» **Document section**:
------------------------------------------------
It seems you are misunderstanding what was posted. To be more clear.
The reason for #1 is extremely basic users whose primary use involves at best using a web browser for basic tasks such as checking email. For them a bare minimum UI, a web browser and the software center for package management.

Since linux is extremely flexible, it also works well for the extremely high level user who lives and breathes CLI.

For those in between, it becomes less appealing compared to an OS like Windows. The reason for that, is the likelihood of encountering use cases where the software center will not meet your needs, in which case, you will encounter tar.gz packages, dependencies, tons of commands, editing files with nano, etc. and at that point if you are not proficient with CLI, then you will have to pray that for the package you are trying to install, either has up to date instructions for their distro, or that the old instructions written for an older distro still works when copied and pasted into terminal on a newer distro.

This in no way implies that linux lacks the function for their needs, it simply means that the guided yellow brick world in the linux distros doesn't meet the needs of those users in the middle.
------------------------------------------------
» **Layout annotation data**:

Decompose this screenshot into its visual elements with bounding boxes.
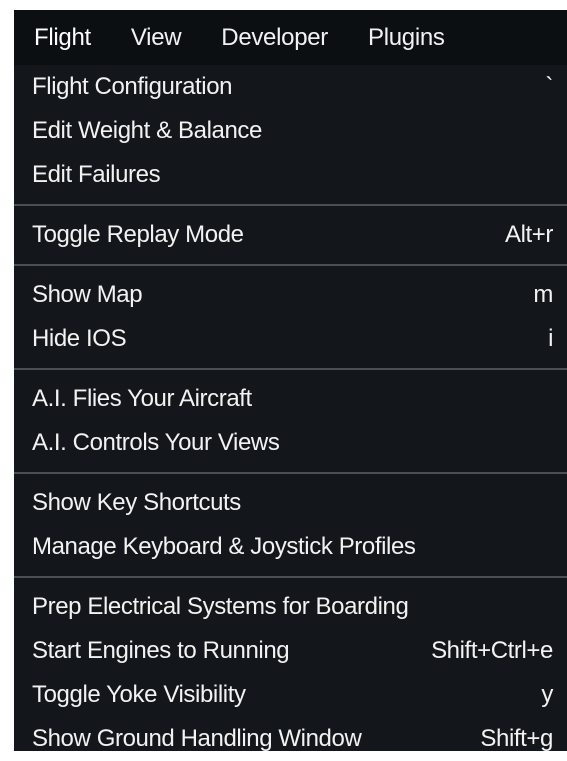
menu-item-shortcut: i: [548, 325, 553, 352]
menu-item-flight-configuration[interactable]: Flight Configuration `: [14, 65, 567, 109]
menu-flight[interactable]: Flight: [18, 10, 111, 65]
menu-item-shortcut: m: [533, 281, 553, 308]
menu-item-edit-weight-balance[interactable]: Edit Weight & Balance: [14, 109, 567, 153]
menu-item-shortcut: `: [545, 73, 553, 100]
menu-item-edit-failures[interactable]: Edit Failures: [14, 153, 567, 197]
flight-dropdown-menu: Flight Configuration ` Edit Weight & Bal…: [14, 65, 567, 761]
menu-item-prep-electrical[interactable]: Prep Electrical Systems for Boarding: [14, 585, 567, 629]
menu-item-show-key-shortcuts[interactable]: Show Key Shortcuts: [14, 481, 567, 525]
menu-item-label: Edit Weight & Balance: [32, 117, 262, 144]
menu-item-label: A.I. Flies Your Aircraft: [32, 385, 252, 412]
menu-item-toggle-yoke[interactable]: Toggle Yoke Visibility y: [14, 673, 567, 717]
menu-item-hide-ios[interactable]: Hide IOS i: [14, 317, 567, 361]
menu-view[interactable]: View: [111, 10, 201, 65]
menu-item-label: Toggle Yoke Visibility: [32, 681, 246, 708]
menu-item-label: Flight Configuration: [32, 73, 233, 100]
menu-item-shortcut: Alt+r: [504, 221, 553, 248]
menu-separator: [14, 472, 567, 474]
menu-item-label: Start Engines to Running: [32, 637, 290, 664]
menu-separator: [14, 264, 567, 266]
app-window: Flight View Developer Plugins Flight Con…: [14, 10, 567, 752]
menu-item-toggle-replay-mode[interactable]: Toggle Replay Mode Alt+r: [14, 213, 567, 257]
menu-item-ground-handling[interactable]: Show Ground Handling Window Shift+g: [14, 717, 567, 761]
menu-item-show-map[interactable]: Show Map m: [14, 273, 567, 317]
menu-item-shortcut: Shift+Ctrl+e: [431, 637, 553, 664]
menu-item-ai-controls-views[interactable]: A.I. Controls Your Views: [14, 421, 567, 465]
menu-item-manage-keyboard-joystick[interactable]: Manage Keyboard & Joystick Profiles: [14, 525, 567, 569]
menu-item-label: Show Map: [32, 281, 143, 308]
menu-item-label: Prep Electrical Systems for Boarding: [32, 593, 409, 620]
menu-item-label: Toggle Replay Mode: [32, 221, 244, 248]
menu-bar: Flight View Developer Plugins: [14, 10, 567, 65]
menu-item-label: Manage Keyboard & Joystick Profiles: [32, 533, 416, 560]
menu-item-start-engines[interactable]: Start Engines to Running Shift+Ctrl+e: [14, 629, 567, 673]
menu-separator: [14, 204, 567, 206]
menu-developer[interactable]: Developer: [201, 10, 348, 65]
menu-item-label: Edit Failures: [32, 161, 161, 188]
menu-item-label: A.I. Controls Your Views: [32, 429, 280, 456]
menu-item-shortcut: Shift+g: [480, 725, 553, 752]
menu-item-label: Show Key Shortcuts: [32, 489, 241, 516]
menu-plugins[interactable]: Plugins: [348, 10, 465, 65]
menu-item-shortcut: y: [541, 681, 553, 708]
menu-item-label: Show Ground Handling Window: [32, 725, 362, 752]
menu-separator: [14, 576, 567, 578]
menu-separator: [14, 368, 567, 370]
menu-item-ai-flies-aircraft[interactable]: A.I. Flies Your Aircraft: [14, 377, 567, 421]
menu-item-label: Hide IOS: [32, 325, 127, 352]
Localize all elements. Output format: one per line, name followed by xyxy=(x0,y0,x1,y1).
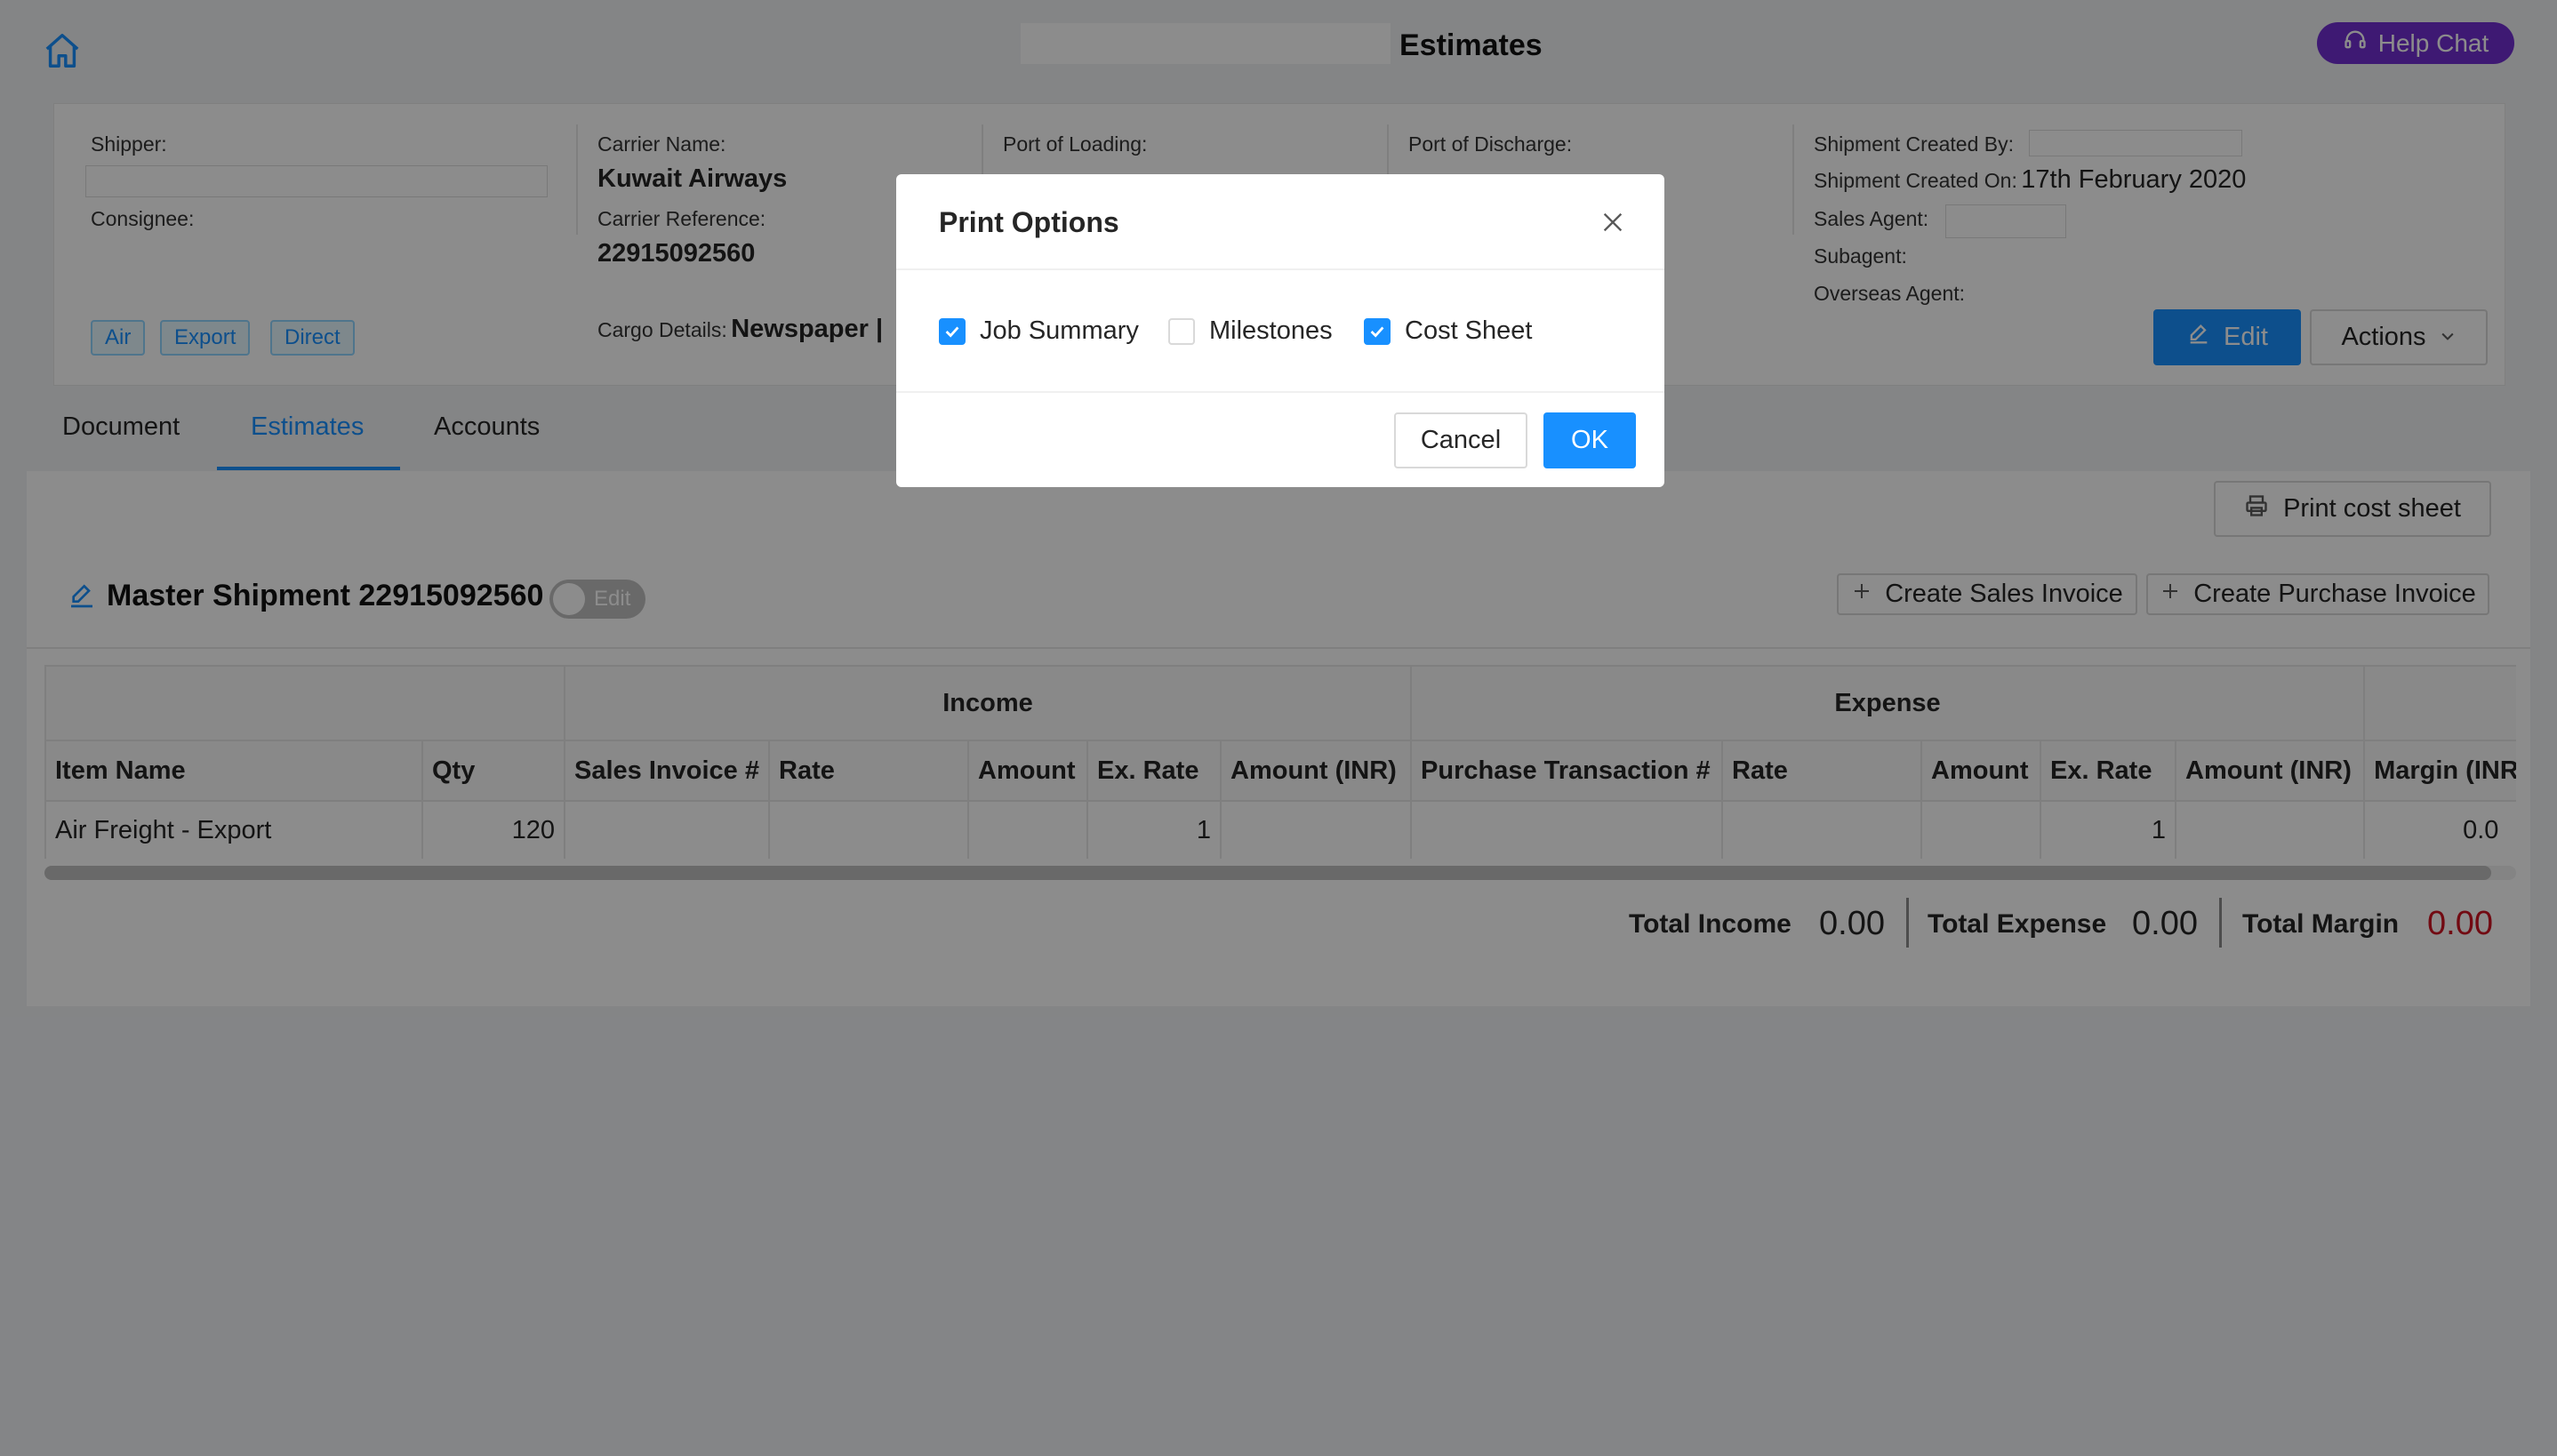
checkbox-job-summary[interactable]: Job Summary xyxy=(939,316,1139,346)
------------------------------------------------
» **Task goal**: Copy word for word the passage of the post on Linux usability that begins at the words "The reason for #1" and stops after "for package management.". The listing is separate material, distinct from the post on Linux usability.

» **Result of this task**:
The reason for #1 is extremely basic users whose primary use involves at best using a web browser for basic tasks such as checking email. For them a bare minimum UI, a web browser and the software center for package management.